Data entries
━━━━━━━━━━
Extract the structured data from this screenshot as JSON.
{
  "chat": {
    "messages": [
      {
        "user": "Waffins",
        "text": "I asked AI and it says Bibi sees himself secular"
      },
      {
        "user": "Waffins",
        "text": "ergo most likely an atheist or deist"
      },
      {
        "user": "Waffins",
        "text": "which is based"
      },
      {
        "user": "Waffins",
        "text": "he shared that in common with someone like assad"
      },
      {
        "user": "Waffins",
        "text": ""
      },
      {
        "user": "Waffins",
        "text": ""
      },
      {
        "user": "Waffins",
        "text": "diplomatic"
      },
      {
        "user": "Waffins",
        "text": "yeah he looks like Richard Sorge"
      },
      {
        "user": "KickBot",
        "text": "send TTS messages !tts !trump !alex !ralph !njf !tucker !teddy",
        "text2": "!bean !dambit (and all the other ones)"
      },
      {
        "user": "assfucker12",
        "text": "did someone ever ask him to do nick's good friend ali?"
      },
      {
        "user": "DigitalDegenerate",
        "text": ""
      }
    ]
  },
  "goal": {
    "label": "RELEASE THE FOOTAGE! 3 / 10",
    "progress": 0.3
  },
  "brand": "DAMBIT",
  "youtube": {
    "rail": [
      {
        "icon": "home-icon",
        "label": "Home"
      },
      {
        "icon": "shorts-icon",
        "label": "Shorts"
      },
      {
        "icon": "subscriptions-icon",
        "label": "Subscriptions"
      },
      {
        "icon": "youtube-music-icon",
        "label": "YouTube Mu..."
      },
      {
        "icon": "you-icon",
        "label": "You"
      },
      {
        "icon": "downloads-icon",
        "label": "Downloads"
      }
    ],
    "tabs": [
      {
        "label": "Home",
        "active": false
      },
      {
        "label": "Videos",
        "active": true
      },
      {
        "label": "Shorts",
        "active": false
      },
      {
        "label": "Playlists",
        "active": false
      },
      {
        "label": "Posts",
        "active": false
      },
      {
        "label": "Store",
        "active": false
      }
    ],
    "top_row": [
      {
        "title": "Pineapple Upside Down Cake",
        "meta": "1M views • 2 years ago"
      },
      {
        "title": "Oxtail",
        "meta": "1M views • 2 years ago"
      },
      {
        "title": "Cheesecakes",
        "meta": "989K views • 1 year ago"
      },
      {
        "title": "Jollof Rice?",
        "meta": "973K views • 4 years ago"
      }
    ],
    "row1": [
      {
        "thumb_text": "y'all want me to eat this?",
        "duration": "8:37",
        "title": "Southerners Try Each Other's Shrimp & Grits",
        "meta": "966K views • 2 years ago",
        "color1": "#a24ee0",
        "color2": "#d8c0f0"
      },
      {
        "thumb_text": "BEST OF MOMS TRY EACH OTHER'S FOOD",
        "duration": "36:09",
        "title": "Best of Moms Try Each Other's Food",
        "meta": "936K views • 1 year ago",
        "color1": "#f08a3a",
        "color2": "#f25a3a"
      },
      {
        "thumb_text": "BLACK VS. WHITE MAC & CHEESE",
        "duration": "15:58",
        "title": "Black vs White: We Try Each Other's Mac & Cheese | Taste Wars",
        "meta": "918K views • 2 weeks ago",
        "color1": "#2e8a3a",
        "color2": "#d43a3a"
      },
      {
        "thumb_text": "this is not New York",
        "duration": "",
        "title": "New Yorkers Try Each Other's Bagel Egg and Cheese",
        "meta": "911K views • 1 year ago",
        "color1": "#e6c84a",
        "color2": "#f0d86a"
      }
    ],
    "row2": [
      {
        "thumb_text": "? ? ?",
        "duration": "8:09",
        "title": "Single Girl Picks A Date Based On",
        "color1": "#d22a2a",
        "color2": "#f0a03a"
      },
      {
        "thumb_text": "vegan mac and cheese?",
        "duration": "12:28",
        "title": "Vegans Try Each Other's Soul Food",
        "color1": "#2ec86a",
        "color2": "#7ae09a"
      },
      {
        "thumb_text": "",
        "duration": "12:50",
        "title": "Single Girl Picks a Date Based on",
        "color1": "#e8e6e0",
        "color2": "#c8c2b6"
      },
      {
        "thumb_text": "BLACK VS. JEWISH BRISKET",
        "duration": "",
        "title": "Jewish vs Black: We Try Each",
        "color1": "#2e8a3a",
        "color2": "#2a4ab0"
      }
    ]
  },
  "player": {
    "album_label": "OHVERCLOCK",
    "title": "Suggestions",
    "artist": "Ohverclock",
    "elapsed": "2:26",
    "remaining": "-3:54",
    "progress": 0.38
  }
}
━━━━━━━━━━
Restate the whole of the material exactly.

*Final answer*
Extract the structured data from this screenshot as JSON.
{
  "chat": {
    "messages": [
      {
        "user": "Waffins",
        "text": "I asked AI and it says Bibi sees himself secular"
      },
      {
        "user": "Waffins",
        "text": "ergo most likely an atheist or deist"
      },
      {
        "user": "Waffins",
        "text": "which is based"
      },
      {
        "user": "Waffins",
        "text": "he shared that in common with someone like assad"
      },
      {
        "user": "Waffins",
        "text": ""
      },
      {
        "user": "Waffins",
        "text": ""
      },
      {
        "user": "Waffins",
        "text": "diplomatic"
      },
      {
        "user": "Waffins",
        "text": "yeah he looks like Richard Sorge"
      },
      {
        "user": "KickBot",
        "text": "send TTS messages !tts !trump !alex !ralph !njf !tucker !teddy",
        "text2": "!bean !dambit (and all the other ones)"
      },
      {
        "user": "assfucker12",
        "text": "did someone ever ask him to do nick's good friend ali?"
      },
      {
        "user": "DigitalDegenerate",
        "text": ""
      }
    ]
  },
  "goal": {
    "label": "RELEASE THE FOOTAGE! 3 / 10",
    "progress": 0.3
  },
  "brand": "DAMBIT",
  "youtube": {
    "rail": [
      {
        "icon": "home-icon",
        "label": "Home"
      },
      {
        "icon": "shorts-icon",
        "label": "Shorts"
      },
      {
        "icon": "subscriptions-icon",
        "label": "Subscriptions"
      },
      {
        "icon": "youtube-music-icon",
        "label": "YouTube Mu..."
      },
      {
        "icon": "you-icon",
        "label": "You"
      },
      {
        "icon": "downloads-icon",
        "label": "Downloads"
      }
    ],
    "tabs": [
      {
        "label": "Home",
        "active": false
      },
      {
        "label": "Videos",
        "active": true
      },
      {
        "label": "Shorts",
        "active": false
      },
      {
        "label": "Playlists",
        "active": false
      },
      {
        "label": "Posts",
        "active": false
      },
      {
        "label": "Store",
        "active": false
      }
    ],
    "top_row": [
      {
        "title": "Pineapple Upside Down Cake",
        "meta": "1M views • 2 years ago"
      },
      {
        "title": "Oxtail",
        "meta": "1M views • 2 years ago"
      },
      {
        "title": "Cheesecakes",
        "meta": "989K views • 1 year ago"
      },
      {
        "title": "Jollof Rice?",
        "meta": "973K views • 4 years ago"
      }
    ],
    "row1": [
      {
        "thumb_text": "y'all want me to eat this?",
        "duration": "8:37",
        "title": "Southerners Try Each Other's Shrimp & Grits",
        "meta": "966K views • 2 years ago",
        "color1": "#a24ee0",
        "color2": "#d8c0f0"
      },
      {
        "thumb_text": "BEST OF MOMS TRY EACH OTHER'S FOOD",
        "duration": "36:09",
        "title": "Best of Moms Try Each Other's Food",
        "meta": "936K views • 1 year ago",
        "color1": "#f08a3a",
        "color2": "#f25a3a"
      },
      {
        "thumb_text": "BLACK VS. WHITE MAC & CHEESE",
        "duration": "15:58",
        "title": "Black vs White: We Try Each Other's Mac & Cheese | Taste Wars",
        "meta": "918K views • 2 weeks ago",
        "color1": "#2e8a3a",
        "color2": "#d43a3a"
      },
      {
        "thumb_text": "this is not New York",
        "duration": "",
        "title": "New Yorkers Try Each Other's Bagel Egg and Cheese",
        "meta": "911K views • 1 year ago",
        "color1": "#e6c84a",
        "color2": "#f0d86a"
      }
    ],
    "row2": [
      {
        "thumb_text": "? ? ?",
        "duration": "8:09",
        "title": "Single Girl Picks A Date Based On",
        "color1": "#d22a2a",
        "color2": "#f0a03a"
      },
      {
        "thumb_text": "vegan mac and cheese?",
        "duration": "12:28",
        "title": "Vegans Try Each Other's Soul Food",
        "color1": "#2ec86a",
        "color2": "#7ae09a"
      },
      {
        "thumb_text": "",
        "duration": "12:50",
        "title": "Single Girl Picks a Date Based on",
        "color1": "#e8e6e0",
        "color2": "#c8c2b6"
      },
      {
        "thumb_text": "BLACK VS. JEWISH BRISKET",
        "duration": "",
        "title": "Jewish vs Black: We Try Each",
        "color1": "#2e8a3a",
        "color2": "#2a4ab0"
      }
    ]
  },
  "player": {
    "album_label": "OHVERCLOCK",
    "title": "Suggestions",
    "artist": "Ohverclock",
    "elapsed": "2:26",
    "remaining": "-3:54",
    "progress": 0.38
  }
}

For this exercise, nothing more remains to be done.